Extracted information

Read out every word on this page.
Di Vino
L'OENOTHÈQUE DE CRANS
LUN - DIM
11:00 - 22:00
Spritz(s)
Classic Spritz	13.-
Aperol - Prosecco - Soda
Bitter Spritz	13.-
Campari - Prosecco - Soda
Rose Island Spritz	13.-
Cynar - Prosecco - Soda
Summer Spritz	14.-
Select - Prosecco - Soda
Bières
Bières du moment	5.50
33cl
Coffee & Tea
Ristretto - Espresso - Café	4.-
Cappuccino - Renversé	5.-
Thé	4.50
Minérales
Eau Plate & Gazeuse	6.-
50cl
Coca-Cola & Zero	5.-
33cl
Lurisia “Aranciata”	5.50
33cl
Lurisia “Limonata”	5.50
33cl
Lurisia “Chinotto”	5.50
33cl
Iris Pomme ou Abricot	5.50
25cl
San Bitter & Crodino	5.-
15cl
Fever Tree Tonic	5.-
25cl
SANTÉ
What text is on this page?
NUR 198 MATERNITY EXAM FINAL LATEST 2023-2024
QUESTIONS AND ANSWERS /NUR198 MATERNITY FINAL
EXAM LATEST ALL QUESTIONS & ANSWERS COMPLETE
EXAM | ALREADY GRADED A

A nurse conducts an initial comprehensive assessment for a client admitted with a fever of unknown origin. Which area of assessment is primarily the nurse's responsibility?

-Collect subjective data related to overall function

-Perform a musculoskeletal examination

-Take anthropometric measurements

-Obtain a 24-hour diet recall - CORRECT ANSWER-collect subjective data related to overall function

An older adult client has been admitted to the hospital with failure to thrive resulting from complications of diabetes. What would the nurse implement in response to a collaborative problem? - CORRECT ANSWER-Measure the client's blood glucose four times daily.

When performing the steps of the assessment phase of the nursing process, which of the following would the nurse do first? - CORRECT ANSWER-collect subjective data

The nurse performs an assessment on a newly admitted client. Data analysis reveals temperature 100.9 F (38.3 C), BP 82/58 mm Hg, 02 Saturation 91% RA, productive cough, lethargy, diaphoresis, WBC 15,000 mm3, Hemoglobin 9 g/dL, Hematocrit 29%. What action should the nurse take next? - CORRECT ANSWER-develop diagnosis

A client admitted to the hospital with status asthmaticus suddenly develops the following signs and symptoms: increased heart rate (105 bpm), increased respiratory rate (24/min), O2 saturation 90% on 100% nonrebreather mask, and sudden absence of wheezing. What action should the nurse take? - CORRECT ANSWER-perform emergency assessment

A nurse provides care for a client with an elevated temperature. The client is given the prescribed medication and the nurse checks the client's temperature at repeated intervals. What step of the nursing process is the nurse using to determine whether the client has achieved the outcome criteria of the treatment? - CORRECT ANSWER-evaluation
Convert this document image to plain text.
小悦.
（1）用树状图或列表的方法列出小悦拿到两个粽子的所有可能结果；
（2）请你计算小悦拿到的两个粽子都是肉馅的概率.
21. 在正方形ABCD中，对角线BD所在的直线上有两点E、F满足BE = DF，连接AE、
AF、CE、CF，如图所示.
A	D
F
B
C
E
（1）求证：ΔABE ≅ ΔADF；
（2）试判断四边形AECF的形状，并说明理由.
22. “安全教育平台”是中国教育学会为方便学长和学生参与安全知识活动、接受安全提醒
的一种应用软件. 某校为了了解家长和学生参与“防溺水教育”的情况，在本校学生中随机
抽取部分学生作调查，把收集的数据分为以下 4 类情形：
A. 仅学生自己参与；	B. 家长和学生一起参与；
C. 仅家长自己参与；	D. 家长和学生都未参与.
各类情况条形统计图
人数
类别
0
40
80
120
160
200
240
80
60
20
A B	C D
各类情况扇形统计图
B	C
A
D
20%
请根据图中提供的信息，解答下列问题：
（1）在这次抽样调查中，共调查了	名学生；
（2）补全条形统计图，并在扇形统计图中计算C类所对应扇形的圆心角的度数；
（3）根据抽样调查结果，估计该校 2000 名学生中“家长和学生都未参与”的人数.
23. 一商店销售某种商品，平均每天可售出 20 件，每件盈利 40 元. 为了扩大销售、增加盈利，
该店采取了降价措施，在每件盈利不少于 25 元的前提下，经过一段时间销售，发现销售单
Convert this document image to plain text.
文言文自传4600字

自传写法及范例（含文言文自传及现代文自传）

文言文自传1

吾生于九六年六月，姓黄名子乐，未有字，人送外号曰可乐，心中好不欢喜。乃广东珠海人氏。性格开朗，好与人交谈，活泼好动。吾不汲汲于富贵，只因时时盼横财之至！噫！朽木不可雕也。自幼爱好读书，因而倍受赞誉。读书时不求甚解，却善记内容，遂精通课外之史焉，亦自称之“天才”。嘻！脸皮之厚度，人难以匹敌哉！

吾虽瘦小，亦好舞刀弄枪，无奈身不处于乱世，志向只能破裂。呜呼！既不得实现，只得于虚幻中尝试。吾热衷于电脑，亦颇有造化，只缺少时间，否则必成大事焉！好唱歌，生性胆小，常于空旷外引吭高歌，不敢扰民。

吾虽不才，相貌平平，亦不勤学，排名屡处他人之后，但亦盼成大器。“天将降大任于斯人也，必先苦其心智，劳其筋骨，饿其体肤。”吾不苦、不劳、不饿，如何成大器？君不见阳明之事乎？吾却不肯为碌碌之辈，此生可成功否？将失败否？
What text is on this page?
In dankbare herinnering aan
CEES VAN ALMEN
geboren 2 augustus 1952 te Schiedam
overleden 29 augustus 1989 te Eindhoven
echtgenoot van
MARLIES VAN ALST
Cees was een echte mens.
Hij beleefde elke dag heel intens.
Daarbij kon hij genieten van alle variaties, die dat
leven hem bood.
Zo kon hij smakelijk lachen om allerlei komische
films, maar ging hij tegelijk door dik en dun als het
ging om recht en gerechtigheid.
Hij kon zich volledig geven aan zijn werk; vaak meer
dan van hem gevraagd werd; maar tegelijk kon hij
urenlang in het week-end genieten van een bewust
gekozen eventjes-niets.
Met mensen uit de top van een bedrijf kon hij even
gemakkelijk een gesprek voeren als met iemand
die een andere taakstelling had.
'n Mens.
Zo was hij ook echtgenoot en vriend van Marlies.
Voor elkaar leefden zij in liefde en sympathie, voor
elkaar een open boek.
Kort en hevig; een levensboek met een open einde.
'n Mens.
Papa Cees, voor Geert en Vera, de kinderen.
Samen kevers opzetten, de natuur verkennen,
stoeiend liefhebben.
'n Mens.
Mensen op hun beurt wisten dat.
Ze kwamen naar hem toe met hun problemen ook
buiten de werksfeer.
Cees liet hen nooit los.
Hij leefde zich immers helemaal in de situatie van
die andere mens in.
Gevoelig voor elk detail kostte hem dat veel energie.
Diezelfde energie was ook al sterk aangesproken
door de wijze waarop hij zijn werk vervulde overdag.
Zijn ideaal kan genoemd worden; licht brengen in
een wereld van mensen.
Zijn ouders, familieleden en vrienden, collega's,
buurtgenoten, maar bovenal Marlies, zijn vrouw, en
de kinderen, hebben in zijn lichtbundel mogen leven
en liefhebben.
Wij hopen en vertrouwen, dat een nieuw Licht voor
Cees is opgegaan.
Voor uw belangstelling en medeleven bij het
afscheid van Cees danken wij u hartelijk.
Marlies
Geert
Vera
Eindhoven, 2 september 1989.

Exercise aim
Everything in the listing above should be restated exactly.

Complete answer
Read out every word on this page.
Di Vino
L'OENOTHÈQUE DE CRANS
LUN - DIM
11:00 - 22:00
Spritz(s)
Classic Spritz	13.-
Aperol - Prosecco - Soda
Bitter Spritz	13.-
Campari - Prosecco - Soda
Rose Island Spritz	13.-
Cynar - Prosecco - Soda
Summer Spritz	14.-
Select - Prosecco - Soda
Bières
Bières du moment	5.50
33cl
Coffee & Tea
Ristretto - Espresso - Café	4.-
Cappuccino - Renversé	5.-
Thé	4.50
Minérales
Eau Plate & Gazeuse	6.-
50cl
Coca-Cola & Zero	5.-
33cl
Lurisia “Aranciata”	5.50
33cl
Lurisia “Limonata”	5.50
33cl
Lurisia “Chinotto”	5.50
33cl
Iris Pomme ou Abricot	5.50
25cl
San Bitter & Crodino	5.-
15cl
Fever Tree Tonic	5.-
25cl
SANTÉ
What text is on this page?
NUR 198 MATERNITY EXAM FINAL LATEST 2023-2024
QUESTIONS AND ANSWERS /NUR198 MATERNITY FINAL
EXAM LATEST ALL QUESTIONS & ANSWERS COMPLETE
EXAM | ALREADY GRADED A

A nurse conducts an initial comprehensive assessment for a client admitted with a fever of unknown origin. Which area of assessment is primarily the nurse's responsibility?

-Collect subjective data related to overall function

-Perform a musculoskeletal examination

-Take anthropometric measurements

-Obtain a 24-hour diet recall - CORRECT ANSWER-collect subjective data related to overall function

An older adult client has been admitted to the hospital with failure to thrive resulting from complications of diabetes. What would the nurse implement in response to a collaborative problem? - CORRECT ANSWER-Measure the client's blood glucose four times daily.

When performing the steps of the assessment phase of the nursing process, which of the following would the nurse do first? - CORRECT ANSWER-collect subjective data

The nurse performs an assessment on a newly admitted client. Data analysis reveals temperature 100.9 F (38.3 C), BP 82/58 mm Hg, 02 Saturation 91% RA, productive cough, lethargy, diaphoresis, WBC 15,000 mm3, Hemoglobin 9 g/dL, Hematocrit 29%. What action should the nurse take next? - CORRECT ANSWER-develop diagnosis

A client admitted to the hospital with status asthmaticus suddenly develops the following signs and symptoms: increased heart rate (105 bpm), increased respiratory rate (24/min), O2 saturation 90% on 100% nonrebreather mask, and sudden absence of wheezing. What action should the nurse take? - CORRECT ANSWER-perform emergency assessment

A nurse provides care for a client with an elevated temperature. The client is given the prescribed medication and the nurse checks the client's temperature at repeated intervals. What step of the nursing process is the nurse using to determine whether the client has achieved the outcome criteria of the treatment? - CORRECT ANSWER-evaluation
Convert this document image to plain text.
小悦.
（1）用树状图或列表的方法列出小悦拿到两个粽子的所有可能结果；
（2）请你计算小悦拿到的两个粽子都是肉馅的概率.
21. 在正方形ABCD中，对角线BD所在的直线上有两点E、F满足BE = DF，连接AE、
AF、CE、CF，如图所示.
A	D
F
B
C
E
（1）求证：ΔABE ≅ ΔADF；
（2）试判断四边形AECF的形状，并说明理由.
22. “安全教育平台”是中国教育学会为方便学长和学生参与安全知识活动、接受安全提醒
的一种应用软件. 某校为了了解家长和学生参与“防溺水教育”的情况，在本校学生中随机
抽取部分学生作调查，把收集的数据分为以下 4 类情形：
A. 仅学生自己参与；	B. 家长和学生一起参与；
C. 仅家长自己参与；	D. 家长和学生都未参与.
各类情况条形统计图
人数
类别
0
40
80
120
160
200
240
80
60
20
A B	C D
各类情况扇形统计图
B	C
A
D
20%
请根据图中提供的信息，解答下列问题：
（1）在这次抽样调查中，共调查了	名学生；
（2）补全条形统计图，并在扇形统计图中计算C类所对应扇形的圆心角的度数；
（3）根据抽样调查结果，估计该校 2000 名学生中“家长和学生都未参与”的人数.
23. 一商店销售某种商品，平均每天可售出 20 件，每件盈利 40 元. 为了扩大销售、增加盈利，
该店采取了降价措施，在每件盈利不少于 25 元的前提下，经过一段时间销售，发现销售单
Convert this document image to plain text.
文言文自传4600字

自传写法及范例（含文言文自传及现代文自传）

文言文自传1

吾生于九六年六月，姓黄名子乐，未有字，人送外号曰可乐，心中好不欢喜。乃广东珠海人氏。性格开朗，好与人交谈，活泼好动。吾不汲汲于富贵，只因时时盼横财之至！噫！朽木不可雕也。自幼爱好读书，因而倍受赞誉。读书时不求甚解，却善记内容，遂精通课外之史焉，亦自称之“天才”。嘻！脸皮之厚度，人难以匹敌哉！

吾虽瘦小，亦好舞刀弄枪，无奈身不处于乱世，志向只能破裂。呜呼！既不得实现，只得于虚幻中尝试。吾热衷于电脑，亦颇有造化，只缺少时间，否则必成大事焉！好唱歌，生性胆小，常于空旷外引吭高歌，不敢扰民。

吾虽不才，相貌平平，亦不勤学，排名屡处他人之后，但亦盼成大器。“天将降大任于斯人也，必先苦其心智，劳其筋骨，饿其体肤。”吾不苦、不劳、不饿，如何成大器？君不见阳明之事乎？吾却不肯为碌碌之辈，此生可成功否？将失败否？
What text is on this page?
In dankbare herinnering aan
CEES VAN ALMEN
geboren 2 augustus 1952 te Schiedam
overleden 29 augustus 1989 te Eindhoven
echtgenoot van
MARLIES VAN ALST
Cees was een echte mens.
Hij beleefde elke dag heel intens.
Daarbij kon hij genieten van alle variaties, die dat
leven hem bood.
Zo kon hij smakelijk lachen om allerlei komische
films, maar ging hij tegelijk door dik en dun als het
ging om recht en gerechtigheid.
Hij kon zich volledig geven aan zijn werk; vaak meer
dan van hem gevraagd werd; maar tegelijk kon hij
urenlang in het week-end genieten van een bewust
gekozen eventjes-niets.
Met mensen uit de top van een bedrijf kon hij even
gemakkelijk een gesprek voeren als met iemand
die een andere taakstelling had.
'n Mens.
Zo was hij ook echtgenoot en vriend van Marlies.
Voor elkaar leefden zij in liefde en sympathie, voor
elkaar een open boek.
Kort en hevig; een levensboek met een open einde.
'n Mens.
Papa Cees, voor Geert en Vera, de kinderen.
Samen kevers opzetten, de natuur verkennen,
stoeiend liefhebben.
'n Mens.
Mensen op hun beurt wisten dat.
Ze kwamen naar hem toe met hun problemen ook
buiten de werksfeer.
Cees liet hen nooit los.
Hij leefde zich immers helemaal in de situatie van
die andere mens in.
Gevoelig voor elk detail kostte hem dat veel energie.
Diezelfde energie was ook al sterk aangesproken
door de wijze waarop hij zijn werk vervulde overdag.
Zijn ideaal kan genoemd worden; licht brengen in
een wereld van mensen.
Zijn ouders, familieleden en vrienden, collega's,
buurtgenoten, maar bovenal Marlies, zijn vrouw, en
de kinderen, hebben in zijn lichtbundel mogen leven
en liefhebben.
Wij hopen en vertrouwen, dat een nieuw Licht voor
Cees is opgegaan.
Voor uw belangstelling en medeleven bij het
afscheid van Cees danken wij u hartelijk.
Marlies
Geert
Vera
Eindhoven, 2 september 1989.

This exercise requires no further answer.